** Start RECORDS TO USE **
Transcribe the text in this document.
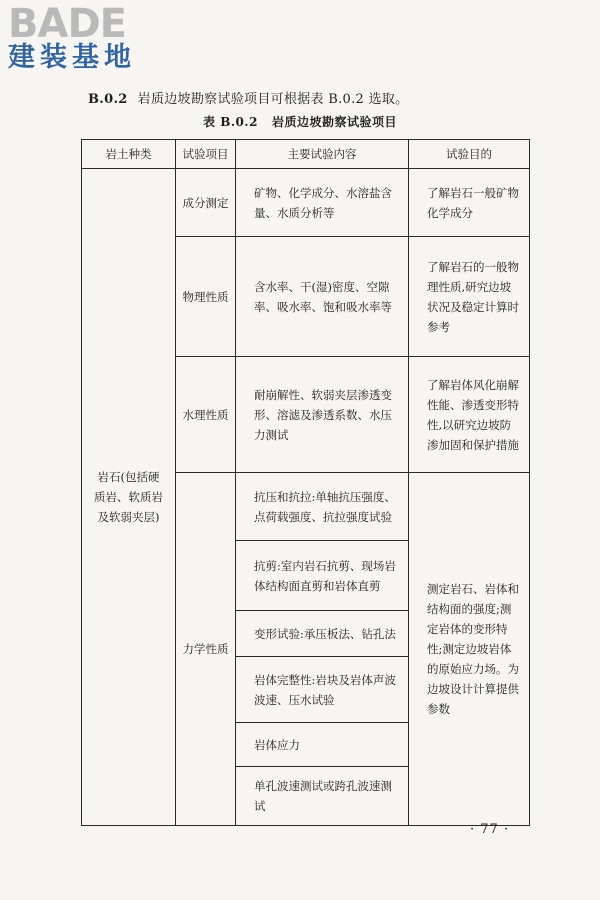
BADE
建装基地
B.0.2 岩质边坡勘察试验项目可根据表 B.0.2 选取。
表 B.0.2 岩质边坡勘察试验项目
岩土种类	试验项目	主要试验内容	试验目的
岩石(包括硬质岩、软质岩及软弱夹层)	成分测定	矿物、化学成分、水溶盐含量、水质分析等	了解岩石一般矿物化学成分
	物理性质	含水率、干(湿)密度、空隙率、吸水率、饱和吸水率等	了解岩石的一般物理性质,研究边坡状况及稳定计算时参考
	水理性质	耐崩解性、软弱夹层渗透变形、溶滤及渗透系数、水压力测试	了解岩体风化崩解性能、渗透变形特性,以研究边坡防渗加固和保护措施
	力学性质	抗压和抗拉:单轴抗压强度、点荷载强度、抗拉强度试验	测定岩石、岩体和结构面的强度;测定岩体的变形特性;测定边坡岩体的原始应力场。为边坡设计计算提供参数
		抗剪:室内岩石抗剪、现场岩体结构面直剪和岩体直剪	
		变形试验:承压板法、钻孔法	
		岩体完整性:岩块及岩体声波波速、压水试验	
		岩体应力	
		单孔波速测试或跨孔波速测试	
· 77 ·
** End RECORDS TO USE **
In this exercise, set down all of the data exactly, without the pictures.

Transcribe the text in this document.
BADE
建装基地
B.0.2 岩质边坡勘察试验项目可根据表 B.0.2 选取。
表 B.0.2 岩质边坡勘察试验项目
岩土种类	试验项目	主要试验内容	试验目的
岩石(包括硬质岩、软质岩及软弱夹层)	成分测定	矿物、化学成分、水溶盐含量、水质分析等	了解岩石一般矿物化学成分
	物理性质	含水率、干(湿)密度、空隙率、吸水率、饱和吸水率等	了解岩石的一般物理性质,研究边坡状况及稳定计算时参考
	水理性质	耐崩解性、软弱夹层渗透变形、溶滤及渗透系数、水压力测试	了解岩体风化崩解性能、渗透变形特性,以研究边坡防渗加固和保护措施
	力学性质	抗压和抗拉:单轴抗压强度、点荷载强度、抗拉强度试验	测定岩石、岩体和结构面的强度;测定岩体的变形特性;测定边坡岩体的原始应力场。为边坡设计计算提供参数
		抗剪:室内岩石抗剪、现场岩体结构面直剪和岩体直剪	
		变形试验:承压板法、钻孔法	
		岩体完整性:岩块及岩体声波波速、压水试验	
		岩体应力	
		单孔波速测试或跨孔波速测试	
· 77 ·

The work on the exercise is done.